WHAT TO PRODUCE
List all lines in the material below that contain "ylabel".

TASK INPUTS
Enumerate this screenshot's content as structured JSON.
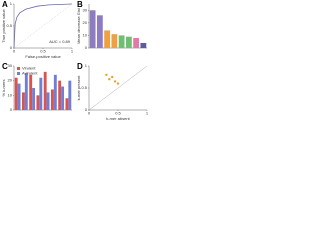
{
  "chart_data": [
    {
      "type": "line",
      "label": "A",
      "xlabel": "False-positive value",
      "ylabel": "True positive value",
      "annotation": "AUC = 0.89",
      "x": [
        0,
        0.02,
        0.05,
        0.1,
        0.2,
        0.4,
        0.6,
        1
      ],
      "values": [
        0,
        0.55,
        0.7,
        0.8,
        0.88,
        0.95,
        0.98,
        1
      ],
      "color": "#6a6aa8",
      "xlim": [
        0,
        1
      ],
      "ylim": [
        0,
        1
      ],
      "xticks": [
        0,
        0.5,
        1
      ],
      "yticks": [
        0,
        0.5,
        1
      ]
    },
    {
      "type": "bar",
      "label": "B",
      "ylabel": "Mean decrease Gini",
      "categories": [
        null,
        null,
        null,
        null,
        null,
        null,
        null,
        null
      ],
      "values": [
        30,
        26,
        14,
        11,
        10,
        9,
        8,
        4
      ],
      "colors": [
        "#8e7cc3",
        "#8e7cc3",
        "#f0a040",
        "#f0a040",
        "#6fbf73",
        "#6fbf73",
        "#e07aa8",
        "#5b5ba0"
      ],
      "ylim": [
        0,
        35
      ],
      "yticks": [
        0,
        10,
        20,
        30
      ]
    },
    {
      "type": "bar",
      "label": "C",
      "ylabel": "% k-mers",
      "categories": [
        null,
        null,
        null,
        null,
        null,
        null,
        null,
        null
      ],
      "series": [
        {
          "name": "Virulent",
          "color": "#d9534f",
          "values": [
            22,
            12,
            24,
            10,
            26,
            14,
            20,
            8
          ]
        },
        {
          "name": "Avirulent",
          "color": "#6f7fd6",
          "values": [
            18,
            25,
            15,
            22,
            12,
            24,
            16,
            20
          ]
        }
      ],
      "ylim": [
        0,
        30
      ],
      "yticks": [
        0,
        10,
        20,
        30
      ]
    },
    {
      "type": "scatter",
      "label": "D",
      "xlabel": "k-mer absent",
      "ylabel": "k-mer present",
      "x": [
        0.3,
        0.35,
        0.4,
        0.5,
        0.45
      ],
      "values": [
        0.8,
        0.7,
        0.75,
        0.6,
        0.65
      ],
      "color": "#f0a020",
      "xlim": [
        0,
        1
      ],
      "ylim": [
        0,
        1
      ],
      "xticks": [
        0,
        0.5,
        1
      ],
      "yticks": [
        0,
        0.5,
        1
      ]
    }
  ]
}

SOLUTION TO THIS EXERCISE
      "ylabel": "True positive value",
      "ylabel": "Mean decrease Gini",
      "ylabel": "% k-mers",
      "ylabel": "k-mer present",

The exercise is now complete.